═══ PROVIDED TEXT ═══

ASTM Committee E15 on Industrial and Specialty Chemicals has recently focused on the analysis of glycols, with standards under development and tests recently published. Of particular importance in the area of industrial chemicals is monoethylene glycol (MEG), which is used in numerous industrial applications and serves as a chemical intermediate in the manufacture of polyester fibers, plastics, automobile coolants and resins. One standard under development covers glycol impurities. Participation is requested for an interlaboratory study on this draft as well as for the revision of a second standard. In addition, two standards recently published by E15 address ultraviolet transmittance and aldehydes, which are critical product quality parameters in many applications involving glycols.

WK1069, Draft Test Method for Glycol Impurities in Mono-, Di- and Triethylene Glycol (Gas Chromatographic Method) takes advantage of the different boiling points among the small amounts of diethylene glycol and even triethylene glycol that are co-produced with MEG in the manufacturing process. These co-products are separated by distillation, but small amounts can be found in the preferred MEG product. The method separates these materials and allows detection of the individual compounds, which can affect performance or upset the end user’s process. Interested stakeholders are requested to participate in an interlaboratory study for this method. When completed, this method should replace E 611 mentioned below.

═══ DATASET ═══

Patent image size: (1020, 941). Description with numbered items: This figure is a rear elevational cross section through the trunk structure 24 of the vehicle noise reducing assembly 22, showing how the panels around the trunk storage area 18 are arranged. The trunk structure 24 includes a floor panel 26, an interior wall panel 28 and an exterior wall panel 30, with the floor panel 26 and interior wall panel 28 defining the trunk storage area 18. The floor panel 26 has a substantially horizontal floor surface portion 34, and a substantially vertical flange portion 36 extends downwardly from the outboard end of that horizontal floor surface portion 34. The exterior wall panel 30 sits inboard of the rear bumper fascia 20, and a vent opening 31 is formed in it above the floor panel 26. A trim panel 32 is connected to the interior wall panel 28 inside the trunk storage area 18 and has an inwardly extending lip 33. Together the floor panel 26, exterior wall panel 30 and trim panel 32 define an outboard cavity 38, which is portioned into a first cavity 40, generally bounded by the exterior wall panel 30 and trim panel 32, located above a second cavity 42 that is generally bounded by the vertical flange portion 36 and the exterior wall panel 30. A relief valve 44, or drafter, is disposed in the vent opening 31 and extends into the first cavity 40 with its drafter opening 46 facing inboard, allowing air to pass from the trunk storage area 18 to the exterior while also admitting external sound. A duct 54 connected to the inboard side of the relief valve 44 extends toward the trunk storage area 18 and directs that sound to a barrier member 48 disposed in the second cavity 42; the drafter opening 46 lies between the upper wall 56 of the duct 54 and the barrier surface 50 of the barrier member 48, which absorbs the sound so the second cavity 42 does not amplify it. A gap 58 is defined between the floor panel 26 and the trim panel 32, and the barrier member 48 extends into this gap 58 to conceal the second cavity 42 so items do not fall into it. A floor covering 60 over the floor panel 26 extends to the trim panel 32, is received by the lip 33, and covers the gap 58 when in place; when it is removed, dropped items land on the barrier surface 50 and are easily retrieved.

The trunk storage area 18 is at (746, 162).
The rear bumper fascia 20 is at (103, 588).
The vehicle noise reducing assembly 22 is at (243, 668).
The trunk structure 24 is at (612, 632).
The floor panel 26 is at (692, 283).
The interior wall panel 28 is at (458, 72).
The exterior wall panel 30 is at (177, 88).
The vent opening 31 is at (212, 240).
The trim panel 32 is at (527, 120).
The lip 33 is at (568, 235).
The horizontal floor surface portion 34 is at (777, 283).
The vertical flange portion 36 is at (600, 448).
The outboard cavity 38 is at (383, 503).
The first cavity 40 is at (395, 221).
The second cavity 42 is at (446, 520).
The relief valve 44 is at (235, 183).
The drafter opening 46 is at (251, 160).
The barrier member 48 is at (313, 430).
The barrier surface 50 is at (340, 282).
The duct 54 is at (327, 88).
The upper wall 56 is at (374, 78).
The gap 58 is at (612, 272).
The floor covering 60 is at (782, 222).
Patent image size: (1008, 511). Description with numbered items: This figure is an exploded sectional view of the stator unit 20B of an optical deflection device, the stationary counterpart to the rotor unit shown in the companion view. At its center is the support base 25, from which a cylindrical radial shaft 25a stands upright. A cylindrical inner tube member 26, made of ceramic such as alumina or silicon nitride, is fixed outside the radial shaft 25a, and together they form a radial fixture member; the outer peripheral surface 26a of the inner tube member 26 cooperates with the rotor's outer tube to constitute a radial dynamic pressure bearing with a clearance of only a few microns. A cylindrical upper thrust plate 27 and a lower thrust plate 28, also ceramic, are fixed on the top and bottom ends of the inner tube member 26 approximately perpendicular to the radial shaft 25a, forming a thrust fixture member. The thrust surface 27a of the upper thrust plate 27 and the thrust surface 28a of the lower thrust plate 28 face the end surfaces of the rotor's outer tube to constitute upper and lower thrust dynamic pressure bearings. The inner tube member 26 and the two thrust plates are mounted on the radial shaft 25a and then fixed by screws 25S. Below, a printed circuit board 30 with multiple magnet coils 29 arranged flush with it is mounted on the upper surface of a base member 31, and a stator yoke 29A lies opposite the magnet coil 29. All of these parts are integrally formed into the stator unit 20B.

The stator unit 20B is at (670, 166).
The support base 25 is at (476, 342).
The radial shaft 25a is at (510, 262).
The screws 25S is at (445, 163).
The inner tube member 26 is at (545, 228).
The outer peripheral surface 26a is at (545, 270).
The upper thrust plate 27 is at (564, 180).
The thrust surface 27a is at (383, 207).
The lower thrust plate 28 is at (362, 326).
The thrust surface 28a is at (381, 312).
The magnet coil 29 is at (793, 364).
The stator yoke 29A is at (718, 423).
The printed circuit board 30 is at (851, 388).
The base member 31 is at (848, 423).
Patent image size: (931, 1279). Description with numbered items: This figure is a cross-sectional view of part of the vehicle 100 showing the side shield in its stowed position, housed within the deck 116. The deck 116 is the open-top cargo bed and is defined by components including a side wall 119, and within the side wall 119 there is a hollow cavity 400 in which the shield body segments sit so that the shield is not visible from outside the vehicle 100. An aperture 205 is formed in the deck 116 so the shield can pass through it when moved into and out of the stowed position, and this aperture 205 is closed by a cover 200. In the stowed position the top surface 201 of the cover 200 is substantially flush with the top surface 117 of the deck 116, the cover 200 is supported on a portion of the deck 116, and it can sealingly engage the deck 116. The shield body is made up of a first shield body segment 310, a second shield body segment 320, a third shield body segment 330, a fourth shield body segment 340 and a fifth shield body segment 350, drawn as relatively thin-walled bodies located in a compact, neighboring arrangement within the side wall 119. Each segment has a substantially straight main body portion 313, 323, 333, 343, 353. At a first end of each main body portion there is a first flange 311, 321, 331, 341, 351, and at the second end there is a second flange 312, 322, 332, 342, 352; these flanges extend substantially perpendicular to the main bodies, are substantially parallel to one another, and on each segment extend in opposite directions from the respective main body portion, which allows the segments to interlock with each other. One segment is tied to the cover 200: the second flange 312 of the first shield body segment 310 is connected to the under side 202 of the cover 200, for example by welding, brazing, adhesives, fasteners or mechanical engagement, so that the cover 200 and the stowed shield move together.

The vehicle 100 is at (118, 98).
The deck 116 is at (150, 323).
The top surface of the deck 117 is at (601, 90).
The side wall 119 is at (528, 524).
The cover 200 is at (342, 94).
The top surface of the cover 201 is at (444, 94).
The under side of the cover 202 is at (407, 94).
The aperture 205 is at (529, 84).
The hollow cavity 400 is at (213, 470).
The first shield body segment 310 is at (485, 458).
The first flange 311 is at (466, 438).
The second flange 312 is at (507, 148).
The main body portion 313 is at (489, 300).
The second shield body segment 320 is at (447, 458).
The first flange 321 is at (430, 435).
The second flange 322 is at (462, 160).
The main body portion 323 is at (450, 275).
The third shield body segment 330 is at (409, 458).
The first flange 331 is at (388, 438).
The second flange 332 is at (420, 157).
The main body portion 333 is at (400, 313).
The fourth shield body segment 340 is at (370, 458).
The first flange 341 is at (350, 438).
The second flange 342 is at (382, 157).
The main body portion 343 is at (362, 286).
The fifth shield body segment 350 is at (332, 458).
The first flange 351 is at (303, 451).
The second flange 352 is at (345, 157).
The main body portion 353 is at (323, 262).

═══

TASKS TO PERFORM —
A. In the text on glycol standards, which existing standard is the draft method WK1069 expected to replace once completed?
B. Rewrite the rows between the one holding "Patent image size: (1008, 511)." and the one holding "The base member 31 is at (848, 423).", inclusive, replacing "stationary" with "fixed" and keeping everything else the same.

OUTPUTS BY TASK —
A. E 611

B.
Patent image size: (1008, 511). Description with numbered items: This figure is an exploded sectional view of the stator unit 20B of an optical deflection device, the fixed counterpart to the rotor unit shown in the companion view. At its center is the support base 25, from which a cylindrical radial shaft 25a stands upright. A cylindrical inner tube member 26, made of ceramic such as alumina or silicon nitride, is fixed outside the radial shaft 25a, and together they form a radial fixture member; the outer peripheral surface 26a of the inner tube member 26 cooperates with the rotor's outer tube to constitute a radial dynamic pressure bearing with a clearance of only a few microns. A cylindrical upper thrust plate 27 and a lower thrust plate 28, also ceramic, are fixed on the top and bottom ends of the inner tube member 26 approximately perpendicular to the radial shaft 25a, forming a thrust fixture member. The thrust surface 27a of the upper thrust plate 27 and the thrust surface 28a of the lower thrust plate 28 face the end surfaces of the rotor's outer tube to constitute upper and lower thrust dynamic pressure bearings. The inner tube member 26 and the two thrust plates are mounted on the radial shaft 25a and then fixed by screws 25S. Below, a printed circuit board 30 with multiple magnet coils 29 arranged flush with it is mounted on the upper surface of a base member 31, and a stator yoke 29A lies opposite the magnet coil 29. All of these parts are integrally formed into the stator unit 20B.

The stator unit 20B is at (670, 166).
The support base 25 is at (476, 342).
The radial shaft 25a is at (510, 262).
The screws 25S is at (445, 163).
The inner tube member 26 is at (545, 228).
The outer peripheral surface 26a is at (545, 270).
The upper thrust plate 27 is at (564, 180).
The thrust surface 27a is at (383, 207).
The lower thrust plate 28 is at (362, 326).
The thrust surface 28a is at (381, 312).
The magnet coil 29 is at (793, 364).
The stator yoke 29A is at (718, 423).
The printed circuit board 30 is at (851, 388).
The base member 31 is at (848, 423).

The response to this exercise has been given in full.